Exercise:
Gather every line of the listing below that contains the string "ytick", treating case as significant.

Material for this task:
* * * *

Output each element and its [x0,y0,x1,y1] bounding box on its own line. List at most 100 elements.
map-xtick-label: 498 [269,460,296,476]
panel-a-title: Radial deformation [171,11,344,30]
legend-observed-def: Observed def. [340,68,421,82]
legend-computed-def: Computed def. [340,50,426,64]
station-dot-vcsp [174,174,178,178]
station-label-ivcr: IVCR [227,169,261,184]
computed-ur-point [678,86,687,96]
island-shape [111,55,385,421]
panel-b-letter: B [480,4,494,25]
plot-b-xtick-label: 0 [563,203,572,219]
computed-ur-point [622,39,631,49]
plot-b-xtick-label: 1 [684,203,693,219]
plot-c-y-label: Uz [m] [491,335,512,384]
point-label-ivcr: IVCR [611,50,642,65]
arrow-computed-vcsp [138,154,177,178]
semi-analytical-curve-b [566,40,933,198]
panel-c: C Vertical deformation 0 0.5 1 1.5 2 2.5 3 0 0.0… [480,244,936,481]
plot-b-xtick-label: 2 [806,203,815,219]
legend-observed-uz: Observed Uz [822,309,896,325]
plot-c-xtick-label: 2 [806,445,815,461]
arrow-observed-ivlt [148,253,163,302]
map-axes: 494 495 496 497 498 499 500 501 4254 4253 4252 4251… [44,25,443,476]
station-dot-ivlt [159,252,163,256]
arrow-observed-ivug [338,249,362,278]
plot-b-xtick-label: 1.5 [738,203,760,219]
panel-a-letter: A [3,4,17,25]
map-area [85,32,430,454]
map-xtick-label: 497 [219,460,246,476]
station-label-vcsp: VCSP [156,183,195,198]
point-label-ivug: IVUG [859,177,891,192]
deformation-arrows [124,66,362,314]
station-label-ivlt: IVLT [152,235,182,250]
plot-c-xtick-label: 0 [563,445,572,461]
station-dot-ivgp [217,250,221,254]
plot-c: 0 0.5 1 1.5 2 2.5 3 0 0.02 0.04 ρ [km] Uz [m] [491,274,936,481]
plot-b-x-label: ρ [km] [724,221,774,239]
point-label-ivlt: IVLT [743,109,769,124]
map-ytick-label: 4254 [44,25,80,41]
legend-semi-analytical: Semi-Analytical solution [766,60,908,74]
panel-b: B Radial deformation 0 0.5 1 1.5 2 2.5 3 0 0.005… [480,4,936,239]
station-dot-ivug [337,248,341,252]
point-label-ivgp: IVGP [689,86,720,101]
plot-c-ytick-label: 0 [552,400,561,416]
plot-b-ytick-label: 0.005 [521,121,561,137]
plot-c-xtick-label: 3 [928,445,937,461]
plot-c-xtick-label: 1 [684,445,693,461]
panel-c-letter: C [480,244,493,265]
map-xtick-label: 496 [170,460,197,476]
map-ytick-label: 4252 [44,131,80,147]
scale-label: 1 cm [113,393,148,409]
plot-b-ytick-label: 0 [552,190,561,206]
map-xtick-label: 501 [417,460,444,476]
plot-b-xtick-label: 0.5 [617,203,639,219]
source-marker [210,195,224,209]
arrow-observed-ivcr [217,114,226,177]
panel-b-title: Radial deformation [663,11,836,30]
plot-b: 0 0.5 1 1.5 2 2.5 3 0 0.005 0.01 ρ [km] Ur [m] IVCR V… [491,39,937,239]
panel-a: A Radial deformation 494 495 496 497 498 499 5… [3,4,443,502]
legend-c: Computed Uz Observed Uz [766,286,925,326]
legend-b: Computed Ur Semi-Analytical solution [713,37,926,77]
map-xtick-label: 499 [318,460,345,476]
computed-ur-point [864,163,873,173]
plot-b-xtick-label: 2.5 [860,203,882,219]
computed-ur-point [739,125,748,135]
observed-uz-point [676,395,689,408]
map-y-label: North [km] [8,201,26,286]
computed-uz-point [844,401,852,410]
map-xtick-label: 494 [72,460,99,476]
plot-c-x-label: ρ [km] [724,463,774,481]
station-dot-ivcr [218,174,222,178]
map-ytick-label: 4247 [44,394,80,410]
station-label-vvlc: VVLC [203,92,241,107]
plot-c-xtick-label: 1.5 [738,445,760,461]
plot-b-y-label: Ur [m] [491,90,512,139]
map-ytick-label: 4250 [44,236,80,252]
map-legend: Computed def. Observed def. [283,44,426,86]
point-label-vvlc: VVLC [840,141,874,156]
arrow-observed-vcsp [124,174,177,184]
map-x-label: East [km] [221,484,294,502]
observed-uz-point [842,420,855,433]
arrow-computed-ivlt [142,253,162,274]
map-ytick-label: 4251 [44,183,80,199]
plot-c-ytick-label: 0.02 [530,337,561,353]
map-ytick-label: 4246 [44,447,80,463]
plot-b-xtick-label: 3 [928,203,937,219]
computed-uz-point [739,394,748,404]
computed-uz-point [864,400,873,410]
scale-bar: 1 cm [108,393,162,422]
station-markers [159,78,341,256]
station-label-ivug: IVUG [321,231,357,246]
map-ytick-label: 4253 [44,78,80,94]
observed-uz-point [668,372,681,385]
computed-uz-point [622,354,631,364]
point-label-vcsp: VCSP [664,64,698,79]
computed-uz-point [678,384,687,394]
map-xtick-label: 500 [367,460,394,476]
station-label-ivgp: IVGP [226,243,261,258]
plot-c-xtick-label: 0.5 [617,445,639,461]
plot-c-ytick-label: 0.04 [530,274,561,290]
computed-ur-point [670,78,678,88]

* * * *

Task response:
map-ytick-label: 4254 [44,25,80,41]
plot-c-ytick-label: 0 [552,400,561,416]
plot-b-ytick-label: 0.005 [521,121,561,137]
map-ytick-label: 4252 [44,131,80,147]
plot-b-ytick-label: 0 [552,190,561,206]
map-ytick-label: 4247 [44,394,80,410]
map-ytick-label: 4250 [44,236,80,252]
map-ytick-label: 4251 [44,183,80,199]
plot-c-ytick-label: 0.02 [530,337,561,353]
map-ytick-label: 4246 [44,447,80,463]
map-ytick-label: 4253 [44,78,80,94]
plot-c-ytick-label: 0.04 [530,274,561,290]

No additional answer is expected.